▶ [Aim] Copy out the listing that follows, exactly, without its pictures.

▶ [Records for the task]

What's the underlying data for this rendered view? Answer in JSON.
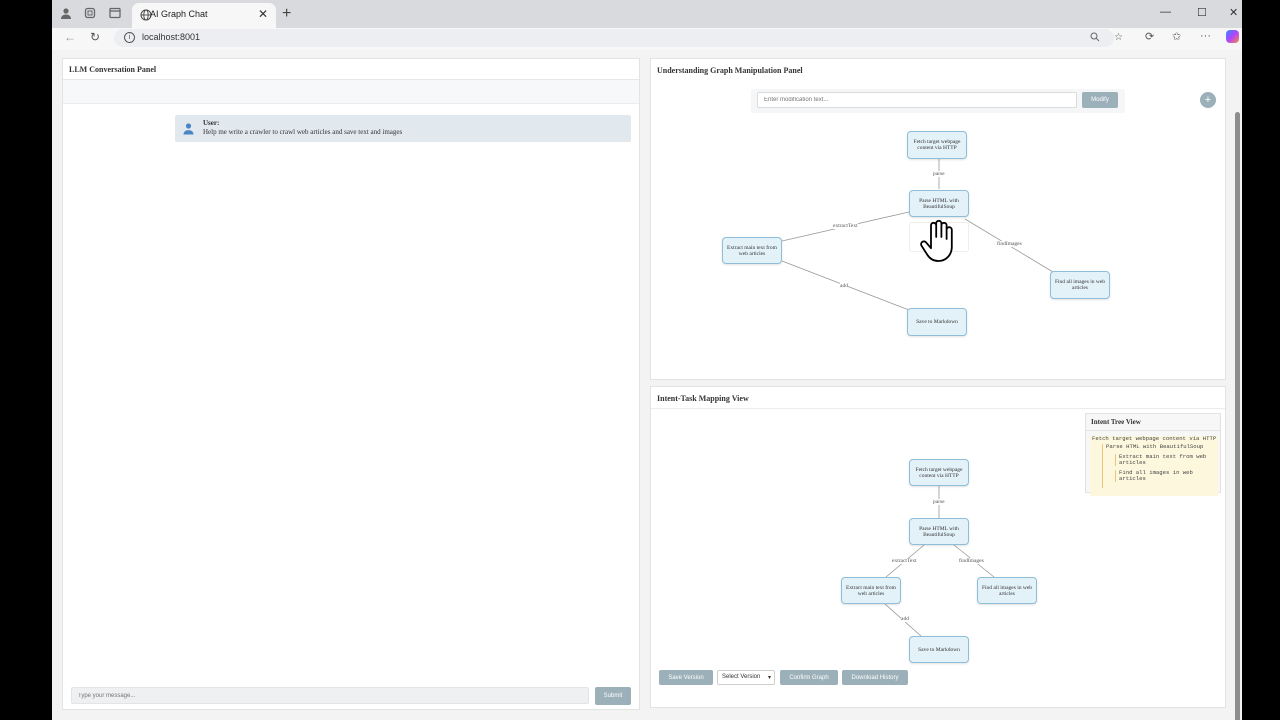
{
  "browser": {
    "tab_title": "AI Graph Chat",
    "tab_close": "✕",
    "new_tab": "+",
    "url": "localhost:8001",
    "window_controls": {
      "minimize": "—",
      "maximize": "☐",
      "close": "✕"
    }
  },
  "left_panel": {
    "title": "LLM Conversation Panel",
    "messages": [
      {
        "sender": "User:",
        "text": "Help me write a crawler to crawl web articles and save text and images"
      }
    ],
    "input_placeholder": "Type your message...",
    "submit_label": "Submit"
  },
  "graph_panel": {
    "title": "Understanding Graph Manipulation Panel",
    "modify_placeholder": "Enter modification text...",
    "modify_label": "Modify",
    "add_label": "+",
    "nodes": {
      "fetch": "Fetch target webpage content via HTTP",
      "parse": "Parse HTML with BeautifulSoup",
      "extract": "Extract main text from web articles",
      "images": "Find all images in web articles",
      "save": "Save to Markdown"
    },
    "edges": {
      "parse": "parse",
      "extractText": "extractText",
      "findImages": "findImages",
      "add": "add"
    }
  },
  "mapping_panel": {
    "title": "Intent-Task Mapping View",
    "intent_tree": {
      "title": "Intent Tree View",
      "root": "Fetch target webpage content via HTTP",
      "child": "Parse HTML with BeautifulSoup",
      "grandchildren": [
        "Extract main text from web articles",
        "Find all images in web articles"
      ]
    },
    "buttons": {
      "save_version": "Save Version",
      "select_version": "Select Version",
      "confirm_graph": "Confirm Graph",
      "download_history": "Download History"
    }
  },
  "colors": {
    "accent_button": "#9bb0b8",
    "node_fill": "#e3f1f9",
    "node_border": "#8fbfd8",
    "message_bg": "#e1e8ee"
  }
}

▶ [Result of this task]
What's the underlying data for this rendered view? Answer in JSON.
{
  "browser": {
    "tab_title": "AI Graph Chat",
    "tab_close": "✕",
    "new_tab": "+",
    "url": "localhost:8001",
    "window_controls": {
      "minimize": "—",
      "maximize": "☐",
      "close": "✕"
    }
  },
  "left_panel": {
    "title": "LLM Conversation Panel",
    "messages": [
      {
        "sender": "User:",
        "text": "Help me write a crawler to crawl web articles and save text and images"
      }
    ],
    "input_placeholder": "Type your message...",
    "submit_label": "Submit"
  },
  "graph_panel": {
    "title": "Understanding Graph Manipulation Panel",
    "modify_placeholder": "Enter modification text...",
    "modify_label": "Modify",
    "add_label": "+",
    "nodes": {
      "fetch": "Fetch target webpage content via HTTP",
      "parse": "Parse HTML with BeautifulSoup",
      "extract": "Extract main text from web articles",
      "images": "Find all images in web articles",
      "save": "Save to Markdown"
    },
    "edges": {
      "parse": "parse",
      "extractText": "extractText",
      "findImages": "findImages",
      "add": "add"
    }
  },
  "mapping_panel": {
    "title": "Intent-Task Mapping View",
    "intent_tree": {
      "title": "Intent Tree View",
      "root": "Fetch target webpage content via HTTP",
      "child": "Parse HTML with BeautifulSoup",
      "grandchildren": [
        "Extract main text from web articles",
        "Find all images in web articles"
      ]
    },
    "buttons": {
      "save_version": "Save Version",
      "select_version": "Select Version",
      "confirm_graph": "Confirm Graph",
      "download_history": "Download History"
    }
  },
  "colors": {
    "accent_button": "#9bb0b8",
    "node_fill": "#e3f1f9",
    "node_border": "#8fbfd8",
    "message_bg": "#e1e8ee"
  }
}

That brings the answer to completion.